◆ Tekstfragment
^^^^^^^^
De kwestie van de demonstraties wil ik maar even laten voor wat zij is. Als ik heb beloofd dat de Kamer voor donderdagavond een brief krijgt over de klokkenluiders, krijgt de Kamer zo'n brief.

De heer Pechtold stelt dat ik zou hebben gezegd dat het budget van de Nationale ombudsman niet afhankelijk werd van de prestaties. Dat heb ik echter niet gezegd. Wel heb ik gesteld dat het budget van de Nationale ombudsman niet alleen afhankelijk zou moeten zijn van de klachtenbehandeling, maar dat wij ook moeten kijken naar andere activiteiten van de ombudsman. Die andere activiteiten zijn echter wel degelijk ook prestaties. Het afrekenen op prestaties blijft dus gelden.

Mevrouw Van Gent (GroenLinks):

Voorzitter. Wij krijgen donderdagavond een brief over de klokkenluiders, maar zouden wij die voor 18.00 uur kunnen krijgen?

Minister Ter Horst:

Ja, wij doen ons best, want ik begrijp waarom u de brief voor 18.00 uur wilt hebben.
^^^^^^^^
◆ Meegeleverde items
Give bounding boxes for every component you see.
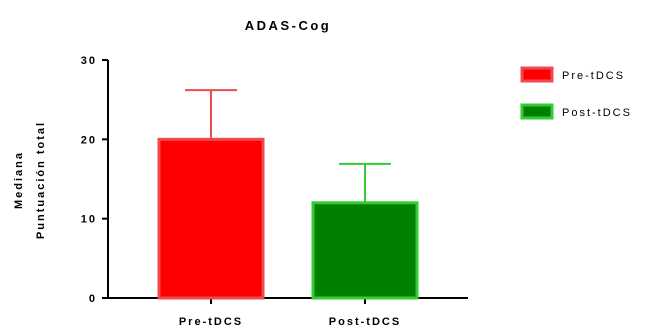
- y-axis-label-line-2: Puntuación total: [35, 121, 47, 239]
- legend-label: Pre-tDCS: [562, 70, 625, 82]
- y-axis-label-line-1: Mediana: [13, 151, 25, 209]
- chart-title: ADAS-Cog: [245, 18, 331, 33]
- y-tick-label: 30: [81, 55, 97, 67]
- x-tick-label: Post-tDCS: [329, 316, 401, 325]
- x-tick-label: Pre-tDCS: [179, 316, 243, 325]
- bar: [311, 201, 419, 300]
- legend-swatch: [520, 103, 554, 120]
- bar: [157, 137, 265, 300]
- legend-label: Post-tDCS: [562, 107, 632, 119]
- y-tick-label: 20: [81, 134, 97, 146]
- y-axis-label: Mediana Puntuación total: [13, 121, 47, 239]
- bars: [157, 89, 419, 300]
- y-tick-label: 10: [81, 214, 97, 226]
- legend-swatch: [520, 66, 554, 83]
- legend: Pre-tDCS Post-tDCS: [520, 66, 632, 120]
- y-tick-label: 0: [89, 293, 97, 305]
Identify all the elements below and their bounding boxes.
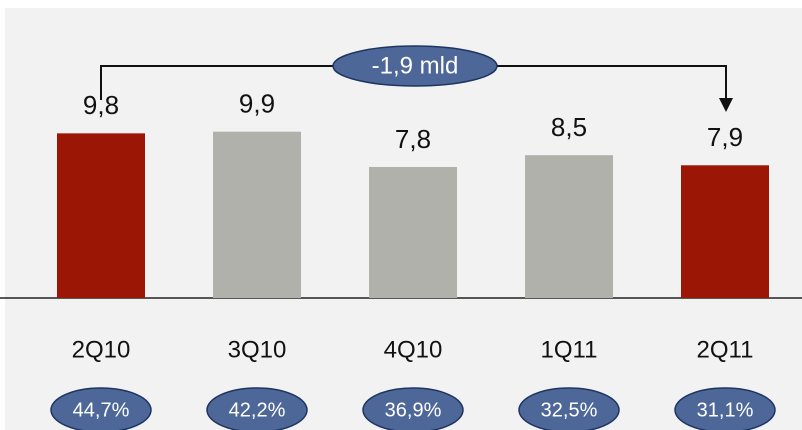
ratio-label: 42,2% [229, 399, 286, 421]
ratio-bubble [206, 387, 308, 430]
value-label: 7,8 [395, 124, 431, 154]
bar [57, 133, 145, 298]
bar [681, 165, 769, 298]
value-label: 8,5 [551, 112, 587, 142]
value-label: 7,9 [707, 122, 743, 152]
ratio-label: 44,7% [73, 399, 130, 421]
ratio-bubble [518, 387, 620, 430]
annotation-bubble [332, 45, 498, 87]
x-tick-label: 2Q11 [697, 336, 754, 363]
annotation: -1,9 mld [372, 52, 459, 79]
ratio-label: 31,1% [697, 399, 754, 421]
bar [525, 155, 613, 298]
ratio-bubble [674, 387, 776, 430]
ratio-label: 36,9% [385, 399, 442, 421]
ratio-bubble [50, 387, 152, 430]
x-tick-label: 2Q10 [72, 336, 131, 363]
value-label: 9,9 [239, 89, 275, 119]
bar [369, 166, 457, 298]
x-tick-label: 1Q11 [541, 336, 598, 363]
ratio-bubble [362, 387, 464, 430]
arrow-head [719, 98, 733, 112]
bar [213, 131, 301, 298]
x-tick-label: 4Q10 [384, 336, 443, 363]
x-tick-label: 3Q10 [228, 336, 287, 363]
ratio-label: 32,5% [541, 399, 598, 421]
value-label: 9,8 [83, 90, 119, 120]
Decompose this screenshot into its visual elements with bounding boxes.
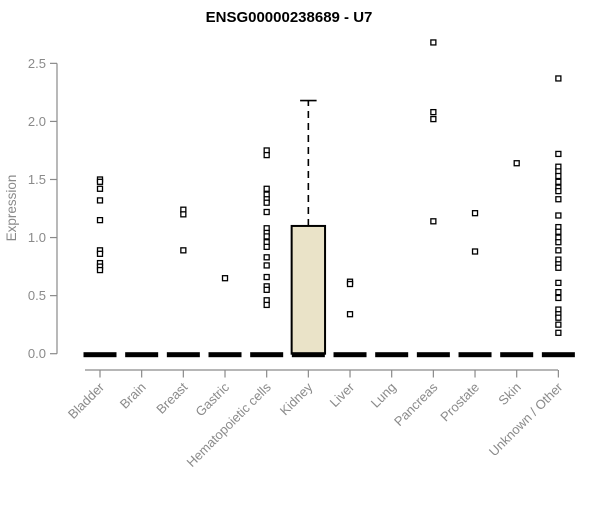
- y-axis-label: Expression: [4, 175, 19, 242]
- median-bar: [416, 352, 450, 358]
- x-tick-label: Prostate: [437, 380, 482, 425]
- data-point: [430, 115, 437, 123]
- x-tick-label: Unknown / Other: [486, 379, 566, 459]
- data-point: [263, 243, 270, 251]
- data-point: [555, 294, 562, 302]
- median-bar: [458, 352, 492, 358]
- data-point: [263, 151, 270, 159]
- data-point: [263, 286, 270, 293]
- data-point: [555, 150, 562, 158]
- data-point: [96, 185, 104, 192]
- data-point: [513, 160, 520, 167]
- data-point: [555, 196, 562, 203]
- data-point: [555, 314, 562, 321]
- data-point: [555, 329, 562, 336]
- y-tick-label: 1.0: [28, 230, 46, 245]
- y-tick-label: 2.5: [28, 56, 46, 71]
- data-point: [263, 199, 270, 206]
- data-point: [263, 185, 270, 192]
- median-bar: [500, 352, 534, 358]
- y-tick-label: 0.0: [28, 346, 46, 361]
- data-point: [263, 233, 270, 240]
- data-point: [555, 279, 562, 287]
- data-point: [430, 108, 437, 116]
- data-point: [180, 247, 187, 254]
- data-point: [430, 39, 437, 46]
- data-point: [471, 248, 479, 255]
- x-tick-label: Liver: [327, 379, 358, 410]
- x-tick-label: Skin: [495, 380, 523, 408]
- data-point: [346, 280, 354, 288]
- median-bar: [250, 352, 284, 358]
- data-point: [555, 264, 562, 271]
- data-point: [263, 262, 270, 269]
- data-point: [96, 266, 104, 274]
- x-tick-label: Lung: [368, 380, 399, 411]
- median-bar: [333, 352, 367, 358]
- data-point: [555, 247, 562, 254]
- median-bar: [125, 352, 159, 358]
- data-point: [263, 254, 270, 261]
- box: [290, 224, 327, 355]
- x-tick-label: Breast: [153, 379, 190, 416]
- median-bar: [375, 352, 409, 358]
- data-point: [555, 239, 562, 246]
- data-point: [471, 210, 479, 217]
- median-bar: [83, 352, 117, 358]
- data-point: [430, 218, 437, 225]
- x-tick-label: Pancreas: [391, 379, 441, 429]
- plot-area: 0.0 0.5 1.0 1.5 2.0 2.5 Bladder Brain Breast Gast…: [28, 39, 575, 470]
- y-tick-label: 1.5: [28, 172, 46, 187]
- data-point: [96, 178, 104, 185]
- x-tick-label: Bladder: [65, 379, 108, 422]
- data-point: [263, 208, 270, 216]
- y-tick-label: 0.5: [28, 288, 46, 303]
- median-bar: [208, 352, 242, 358]
- x-tick-label: Brain: [117, 380, 149, 412]
- data-point: [555, 228, 562, 235]
- data-point: [221, 275, 229, 282]
- data-point: [263, 301, 270, 309]
- x-tick-label: Kidney: [277, 379, 316, 418]
- data-point: [555, 288, 562, 296]
- data-point: [96, 216, 104, 224]
- median-bar: [291, 352, 325, 358]
- median-bar: [166, 352, 200, 358]
- x-tick-label: Gastric: [192, 379, 232, 419]
- data-point: [555, 187, 562, 195]
- y-tick-label: 2.0: [28, 114, 46, 129]
- data-point: [263, 273, 270, 281]
- data-point: [180, 211, 187, 218]
- data-point: [555, 321, 562, 328]
- median-bar: [541, 352, 575, 358]
- data-point: [555, 212, 562, 219]
- chart-title: ENSG00000238689 - U7: [206, 9, 373, 26]
- data-point: [96, 197, 104, 204]
- data-point: [346, 311, 354, 318]
- data-point: [555, 178, 562, 185]
- data-point: [555, 75, 562, 82]
- data-point: [96, 250, 104, 257]
- data-point: [555, 172, 562, 180]
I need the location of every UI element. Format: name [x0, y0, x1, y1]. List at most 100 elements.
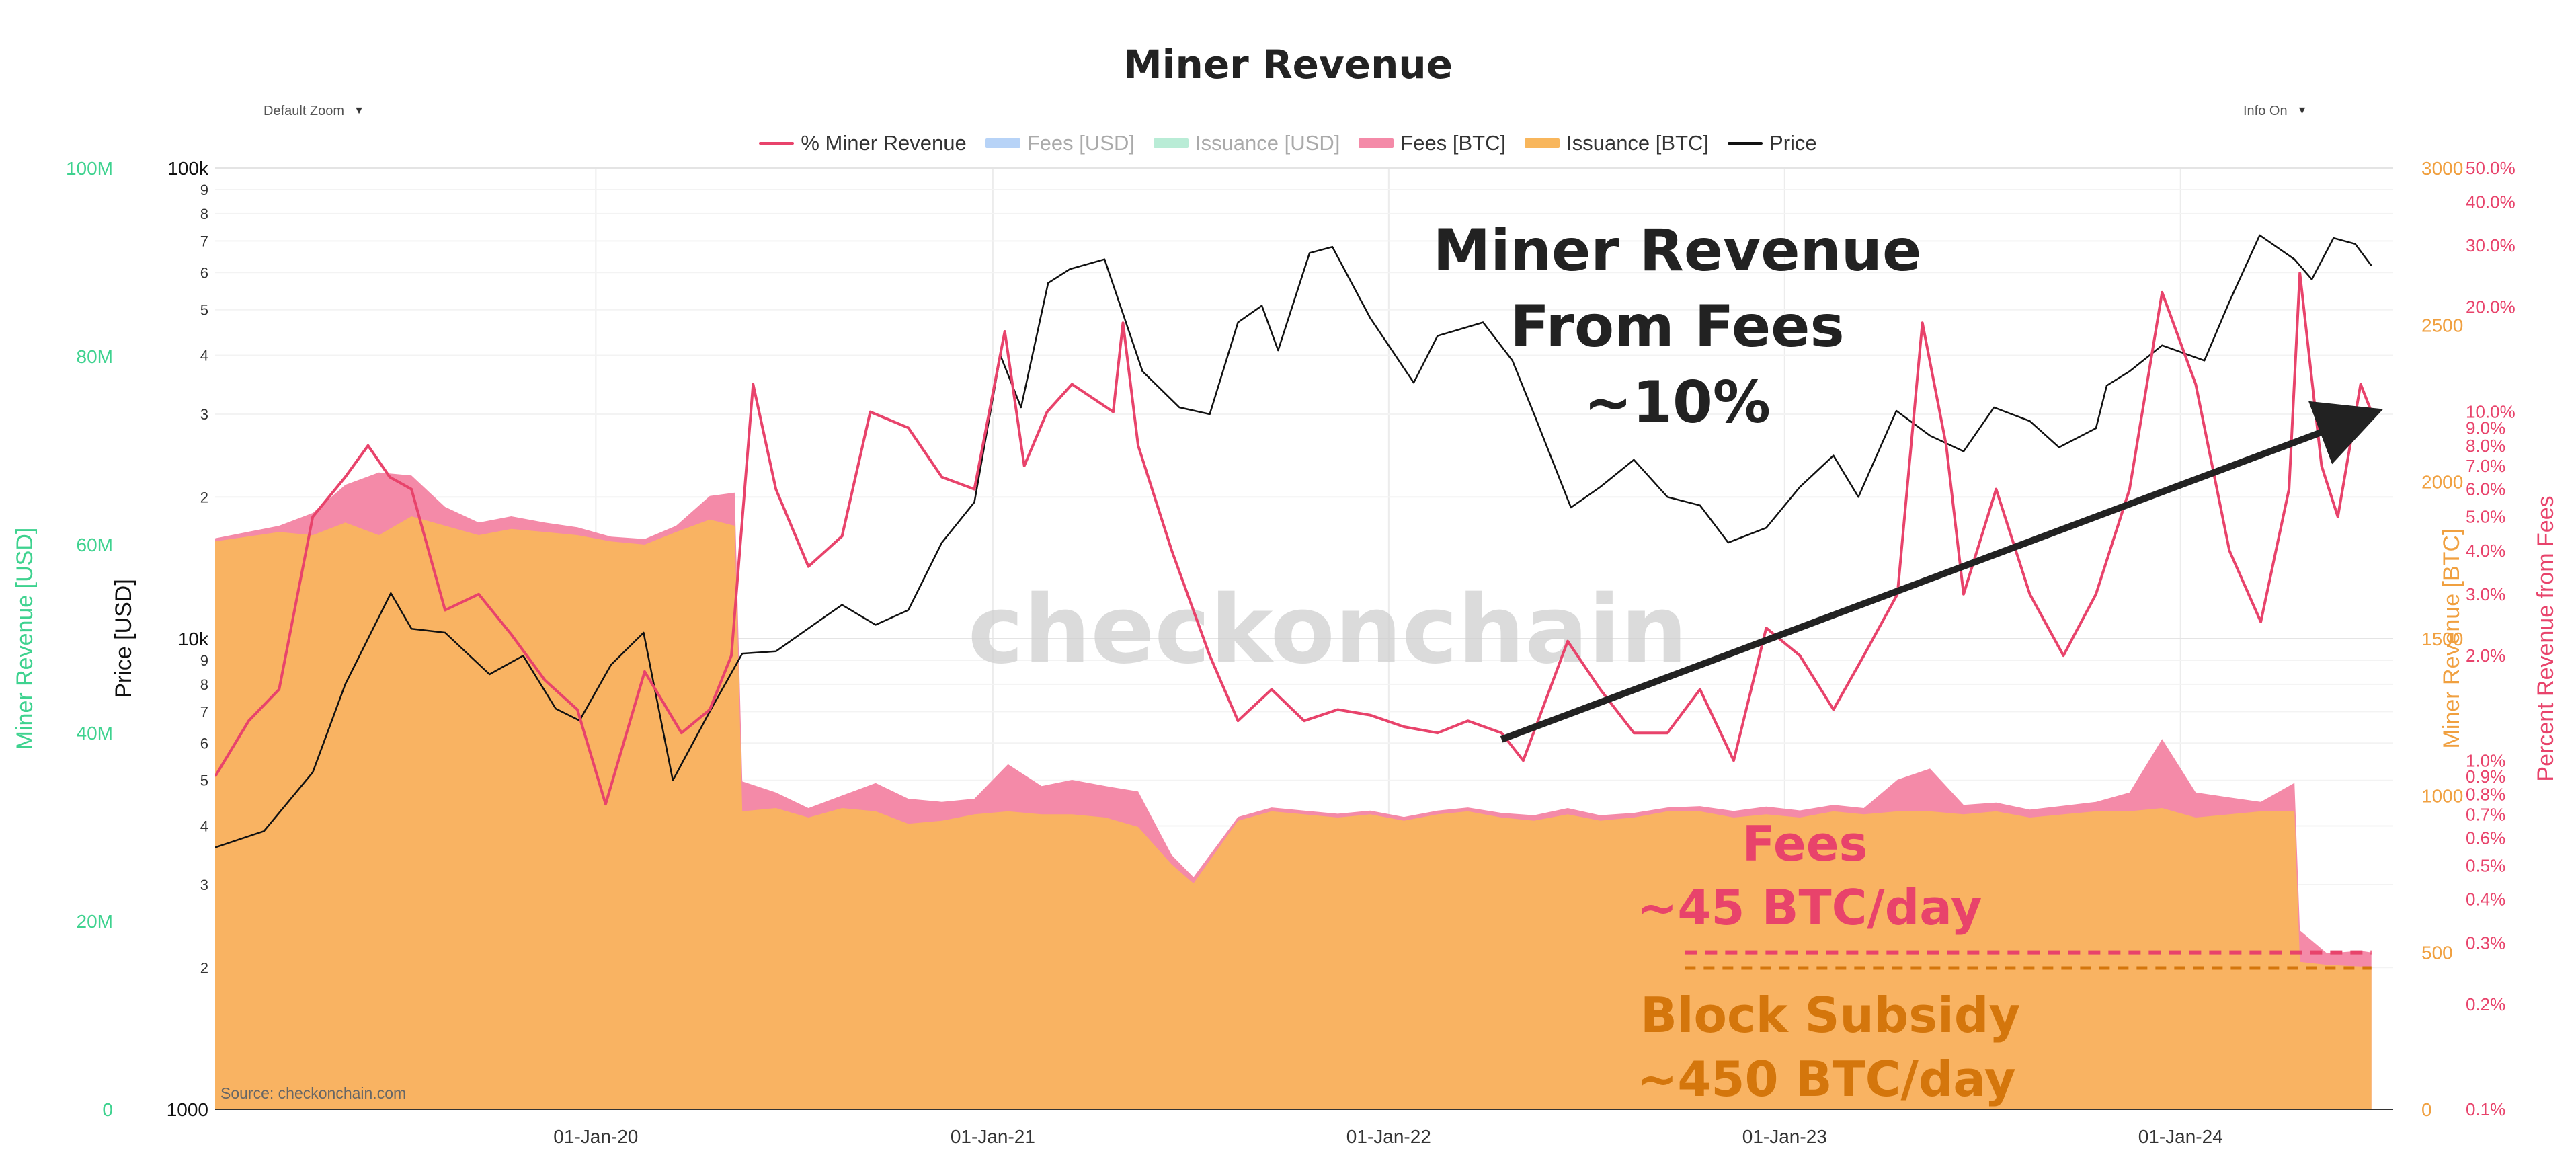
legend-swatch [1728, 142, 1763, 145]
subsidy-value: ~450 BTC/day [1637, 1051, 2016, 1107]
chevron-down-icon: ▼ [2296, 105, 2308, 116]
btc-revenue-tick: 2000 [2421, 472, 2463, 493]
price-minor-tick: 4 [200, 818, 208, 835]
fee-pct-tick: 0.8% [2466, 785, 2505, 805]
miner-revenue-pct-line [215, 272, 2373, 806]
fee-pct-tick: 30.0% [2466, 235, 2515, 255]
price-minor-tick: 5 [200, 772, 208, 789]
x-tick-label: 01-Jan-20 [553, 1126, 638, 1147]
usd-revenue-tick: 40M [77, 723, 113, 744]
btc-revenue-tick: 3000 [2421, 158, 2463, 179]
usd-revenue-tick: 60M [77, 534, 113, 555]
info-dropdown-label: Info On [2243, 103, 2288, 118]
revenue-areas [215, 472, 2372, 1109]
zoom-dropdown[interactable]: Default Zoom ▼ [255, 99, 385, 122]
price-line [215, 234, 2372, 848]
source-note: Source: checkonchain.com [220, 1084, 407, 1102]
watermark: checkonchain [968, 575, 1688, 685]
legend-label: Fees [BTC] [1400, 131, 1506, 155]
legend-item[interactable]: Price [1728, 131, 1817, 155]
legend-item[interactable]: Fees [USD] [985, 131, 1135, 155]
legend-label: Fees [USD] [1027, 131, 1135, 155]
fee-pct-tick: 2.0% [2466, 645, 2505, 666]
price-minor-tick: 5 [200, 302, 208, 319]
x-tick-label: 01-Jan-21 [951, 1126, 1035, 1147]
arrow-annotation: Miner Revenue From Fees ~10% [1433, 217, 1922, 436]
price-minor-tick: 8 [200, 206, 208, 223]
legend-swatch [985, 138, 1020, 148]
legend-label: % Miner Revenue [801, 131, 967, 155]
price-minor-tick: 6 [200, 735, 208, 752]
fee-pct-tick: 0.5% [2466, 855, 2505, 875]
fee-pct-tick: 9.0% [2466, 417, 2505, 438]
fee-pct-tick: 20.0% [2466, 296, 2515, 317]
series-lines [215, 234, 2373, 848]
legend-item[interactable]: Fees [BTC] [1359, 131, 1506, 155]
fee-pct-tick: 4.0% [2466, 541, 2505, 561]
legend-label: Price [1769, 131, 1817, 155]
price-minor-tick: 7 [200, 703, 208, 720]
btc-revenue-tick: 2500 [2421, 315, 2463, 335]
subsidy-title: Block Subsidy [1640, 987, 2020, 1043]
legend-item[interactable]: % Miner Revenue [759, 131, 967, 155]
arrow-label-line-2: From Fees [1510, 293, 1844, 360]
legend-item[interactable]: Issuance [USD] [1153, 131, 1340, 155]
fees-title: Fees [1742, 815, 1868, 872]
fee-pct-tick: 0.2% [2466, 994, 2505, 1014]
btc-revenue-tick: 1500 [2421, 629, 2463, 649]
fee-pct-axis-label: Percent Revenue from Fees [2533, 495, 2559, 781]
arrow-label-line-1: Miner Revenue [1433, 217, 1922, 284]
price-minor-tick: 3 [200, 406, 208, 423]
legend-swatch [759, 142, 795, 145]
info-dropdown[interactable]: Info On ▼ [2235, 99, 2337, 122]
price-minor-tick: 4 [200, 348, 208, 364]
fee-pct-tick: 6.0% [2466, 479, 2505, 500]
trend-arrow [1500, 401, 2384, 743]
usd-revenue-tick: 80M [77, 346, 113, 367]
fee-pct-tick: 40.0% [2466, 192, 2515, 212]
fee-pct-tick: 8.0% [2466, 436, 2505, 456]
legend-swatch [1525, 138, 1560, 148]
price-axis-label: Price [USD] [111, 579, 136, 699]
fee-pct-tick: 10.0% [2466, 402, 2515, 422]
fee-pct-tick: 5.0% [2466, 507, 2505, 527]
legend-item[interactable]: Issuance [BTC] [1525, 131, 1709, 155]
price-minor-tick: 2 [200, 489, 208, 506]
price-minor-tick: 6 [200, 264, 208, 281]
price-minor-tick: 8 [200, 676, 208, 693]
fee-pct-tick: 7.0% [2466, 456, 2505, 476]
price-major-tick: 100k [167, 158, 209, 179]
btc-revenue-axis-label: Miner Revenue [BTC] [2439, 529, 2464, 749]
price-minor-tick: 7 [200, 233, 208, 249]
fee-pct-tick: 0.7% [2466, 805, 2505, 825]
usd-revenue-tick: 100M [66, 158, 113, 179]
fee-pct-tick: 0.4% [2466, 889, 2505, 910]
chevron-down-icon: ▼ [354, 105, 364, 116]
fee-pct-tick: 1.0% [2466, 750, 2505, 770]
price-minor-tick: 9 [200, 652, 208, 669]
legend: % Miner Revenue Fees [USD] Issuance [USD] F… [0, 131, 2576, 155]
fee-pct-tick: 0.9% [2466, 766, 2505, 787]
price-major-tick: 10k [178, 629, 209, 649]
fee-pct-tick: 3.0% [2466, 584, 2505, 604]
usd-revenue-axis-label: Miner Revenue [USD] [12, 528, 38, 750]
chart-title: Miner Revenue [1123, 42, 1453, 87]
issuance-btc-area [215, 516, 2372, 1109]
fees-value: ~45 BTC/day [1637, 879, 1982, 936]
zoom-dropdown-label: Default Zoom [264, 103, 345, 118]
reference-lines [1685, 950, 2372, 970]
btc-revenue-tick: 0 [2421, 1099, 2432, 1120]
fee-pct-tick: 0.1% [2466, 1099, 2505, 1119]
usd-revenue-tick: 0 [102, 1099, 113, 1120]
axes: 01-Jan-20 01-Jan-21 01-Jan-22 01-Jan-23 01-J… [12, 158, 2559, 1147]
x-tick-label: 01-Jan-22 [1346, 1126, 1431, 1147]
price-minor-tick: 9 [200, 182, 208, 198]
price-major-tick: 1000 [167, 1099, 208, 1120]
btc-revenue-tick: 1000 [2421, 785, 2463, 806]
arrow-label-line-3: ~10% [1584, 369, 1771, 436]
price-minor-tick: 3 [200, 877, 208, 893]
legend-label: Issuance [BTC] [1566, 131, 1709, 155]
legend-swatch [1359, 138, 1394, 148]
fee-pct-tick: 0.6% [2466, 828, 2505, 848]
^^^^^^^^
◆ Opdrachtdoel
Schrijf het deel van het tekstfragment over dat loopt van "Voorzitter. Wij krijgen" tot en met "uur wilt hebben.", met die woorden zelf erbij.

◆ Juist antwoord
Voorzitter. Wij krijgen donderdagavond een brief over de klokkenluiders, maar zouden wij die voor 18.00 uur kunnen krijgen?

Minister Ter Horst:

Ja, wij doen ons best, want ik begrijp waarom u de brief voor 18.00 uur wilt hebben.